Article
++++

# Downshifting to slow down in a diesel - Is it hard on components?



## MRO1791 (Sep 2, 2016)

I use low gear all the time, big trucks rely on it. My Dodge truck has the exhaust brake and it's recommended to be used. I would say as long as you are not going fast, like over 30, and shifting to 1st, you should not be doing any harm. This transmission has been used on many other cars and has a solid reputation, the engine should have no issues. Hope that helps.

Sent from my Moto G (4) using Tapatalk


----------



## au201 (May 18, 2013)

Not a problem. The computer won't let you do anything harmful to the engine or transmission. 


Sent from AutoGuide.com Free App


----------



## boraz (Aug 29, 2013)

its fine, i have a 10% 7 mile long hill on the way to work

3rd gear, 4000 rpm hold me at 100kmh no brakes


----------



## Cruze2.0TD (Feb 12, 2014)

Thanks guys!  I figured it wasn't harming anything, but thought I'd make sure.


----------



## jblackburn (Apr 14, 2012)

Just don't go to 1st downhill to help you stop. 2nd is fine; the 2->1 shift is typically pretty rough on the internal clutches.


----------



## Cruze2.0TD (Feb 12, 2014)

jblackburn said:


> Just don't go to 1st downhill to help you stop. 2nd is fine; the 2->1 shift is typically pretty rough on the internal clutches.


Yeah I dont ever use it to help me stop.I really just use it to maintain speeds on a steep hill or slow down a bit if I'm coming down a hill and the speed limit is dropping.


----------



## ChevyGuy (Dec 13, 2014)

Downshifting for hills - fine
Downshifting because you enjoy feeling like Speed Racer - just remember, racers typically rebuild their cars every season. If not every race.


----------



## ChevyGuy (Dec 13, 2014)

BTW, I'm not sure about the Diesel, but on my Cruze, I've noticed that after about 5-7 seconds of significant braking, the automatic transmission will downshift by itself.


----------



## justin13703 (May 2, 2016)

ChevyGuy said:


> BTW, I'm not sure about the Diesel, but on my Cruze, I've noticed that after about 5-7 seconds of significant braking, the automatic transmission will downshift by itself.

++++

Data extract

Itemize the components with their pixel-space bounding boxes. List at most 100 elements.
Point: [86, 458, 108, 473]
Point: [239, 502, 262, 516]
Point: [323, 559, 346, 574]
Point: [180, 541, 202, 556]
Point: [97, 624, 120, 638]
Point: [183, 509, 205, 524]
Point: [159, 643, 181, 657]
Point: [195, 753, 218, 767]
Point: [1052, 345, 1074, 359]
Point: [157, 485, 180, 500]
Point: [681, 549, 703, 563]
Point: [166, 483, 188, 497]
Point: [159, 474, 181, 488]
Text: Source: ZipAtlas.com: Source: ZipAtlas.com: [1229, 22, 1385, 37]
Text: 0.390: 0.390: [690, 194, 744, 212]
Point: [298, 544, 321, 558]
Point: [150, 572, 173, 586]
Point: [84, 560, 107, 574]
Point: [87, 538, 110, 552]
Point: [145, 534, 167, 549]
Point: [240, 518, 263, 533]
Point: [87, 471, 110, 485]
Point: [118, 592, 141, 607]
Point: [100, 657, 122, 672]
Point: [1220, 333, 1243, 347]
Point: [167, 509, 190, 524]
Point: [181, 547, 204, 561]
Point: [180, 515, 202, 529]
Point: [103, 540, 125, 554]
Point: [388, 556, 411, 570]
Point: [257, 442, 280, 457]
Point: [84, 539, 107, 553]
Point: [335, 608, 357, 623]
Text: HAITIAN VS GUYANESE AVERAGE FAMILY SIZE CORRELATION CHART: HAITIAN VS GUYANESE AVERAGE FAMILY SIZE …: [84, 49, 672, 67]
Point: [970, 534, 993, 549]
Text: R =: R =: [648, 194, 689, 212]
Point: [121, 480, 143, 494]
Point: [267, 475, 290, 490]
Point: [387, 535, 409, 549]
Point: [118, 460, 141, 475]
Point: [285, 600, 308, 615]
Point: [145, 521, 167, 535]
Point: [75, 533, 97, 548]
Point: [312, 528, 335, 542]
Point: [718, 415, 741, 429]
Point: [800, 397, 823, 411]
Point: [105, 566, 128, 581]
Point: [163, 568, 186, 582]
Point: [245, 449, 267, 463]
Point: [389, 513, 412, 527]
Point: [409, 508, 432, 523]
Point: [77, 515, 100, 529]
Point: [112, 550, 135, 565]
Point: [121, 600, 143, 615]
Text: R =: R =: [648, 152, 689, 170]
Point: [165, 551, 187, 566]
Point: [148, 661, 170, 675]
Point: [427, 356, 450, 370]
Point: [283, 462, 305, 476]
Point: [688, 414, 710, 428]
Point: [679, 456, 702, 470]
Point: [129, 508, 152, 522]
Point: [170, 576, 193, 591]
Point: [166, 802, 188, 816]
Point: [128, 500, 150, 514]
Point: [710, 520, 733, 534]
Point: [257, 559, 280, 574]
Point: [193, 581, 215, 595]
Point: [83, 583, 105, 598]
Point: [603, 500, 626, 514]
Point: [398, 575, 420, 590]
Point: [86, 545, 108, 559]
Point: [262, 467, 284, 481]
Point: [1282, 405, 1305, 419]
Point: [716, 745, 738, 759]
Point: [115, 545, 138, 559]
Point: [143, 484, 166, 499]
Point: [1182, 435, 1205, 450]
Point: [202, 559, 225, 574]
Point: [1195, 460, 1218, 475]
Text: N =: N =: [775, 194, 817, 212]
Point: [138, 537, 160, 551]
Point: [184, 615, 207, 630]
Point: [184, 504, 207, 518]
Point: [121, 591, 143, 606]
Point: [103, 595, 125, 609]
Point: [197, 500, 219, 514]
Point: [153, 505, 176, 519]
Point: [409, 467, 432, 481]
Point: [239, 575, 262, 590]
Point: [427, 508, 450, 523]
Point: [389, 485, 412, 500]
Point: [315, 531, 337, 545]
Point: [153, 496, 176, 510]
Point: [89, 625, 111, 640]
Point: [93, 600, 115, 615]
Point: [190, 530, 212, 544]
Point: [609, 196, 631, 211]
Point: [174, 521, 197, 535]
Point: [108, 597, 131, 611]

++++

Written exercise A
Copy word for word the stretch of the downshifting thread from "## MRO1791 (Sep" through "engine or transmission.".
Written exercise B
Rewrite the listing from its start through the line containing "Point: [121, 480, 143, 494]", replacing "Source" with "Origin". Return only those lines, with everything else left as is.
The forum thread and the listing come from unrelated sources.

Exercise answer A
## MRO1791 (Sep 2, 2016)

I use low gear all the time, big trucks rely on it. My Dodge truck has the exhaust brake and it's recommended to be used. I would say as long as you are not going fast, like over 30, and shifting to 1st, you should not be doing any harm. This transmission has been used on many other cars and has a solid reputation, the engine should have no issues. Hope that helps.

Sent from my Moto G (4) using Tapatalk


----------



## au201 (May 18, 2013)

Not a problem. The computer won't let you do anything harmful to the engine or transmission.

Exercise answer B
Itemize the components with their pixel-space bounding boxes. List at most 100 elements.
Point: [86, 458, 108, 473]
Point: [239, 502, 262, 516]
Point: [323, 559, 346, 574]
Point: [180, 541, 202, 556]
Point: [97, 624, 120, 638]
Point: [183, 509, 205, 524]
Point: [159, 643, 181, 657]
Point: [195, 753, 218, 767]
Point: [1052, 345, 1074, 359]
Point: [157, 485, 180, 500]
Point: [681, 549, 703, 563]
Point: [166, 483, 188, 497]
Point: [159, 474, 181, 488]
Text: Origin: ZipAtlas.com: Origin: ZipAtlas.com: [1229, 22, 1385, 37]
Text: 0.390: 0.390: [690, 194, 744, 212]
Point: [298, 544, 321, 558]
Point: [150, 572, 173, 586]
Point: [84, 560, 107, 574]
Point: [87, 538, 110, 552]
Point: [145, 534, 167, 549]
Point: [240, 518, 263, 533]
Point: [87, 471, 110, 485]
Point: [118, 592, 141, 607]
Point: [100, 657, 122, 672]
Point: [1220, 333, 1243, 347]
Point: [167, 509, 190, 524]
Point: [181, 547, 204, 561]
Point: [180, 515, 202, 529]
Point: [103, 540, 125, 554]
Point: [388, 556, 411, 570]
Point: [257, 442, 280, 457]
Point: [84, 539, 107, 553]
Point: [335, 608, 357, 623]
Text: HAITIAN VS GUYANESE AVERAGE FAMILY SIZE CORRELATION CHART: HAITIAN VS GUYANESE AVERAGE FAMILY SIZE …: [84, 49, 672, 67]
Point: [970, 534, 993, 549]
Text: R =: R =: [648, 194, 689, 212]
Point: [121, 480, 143, 494]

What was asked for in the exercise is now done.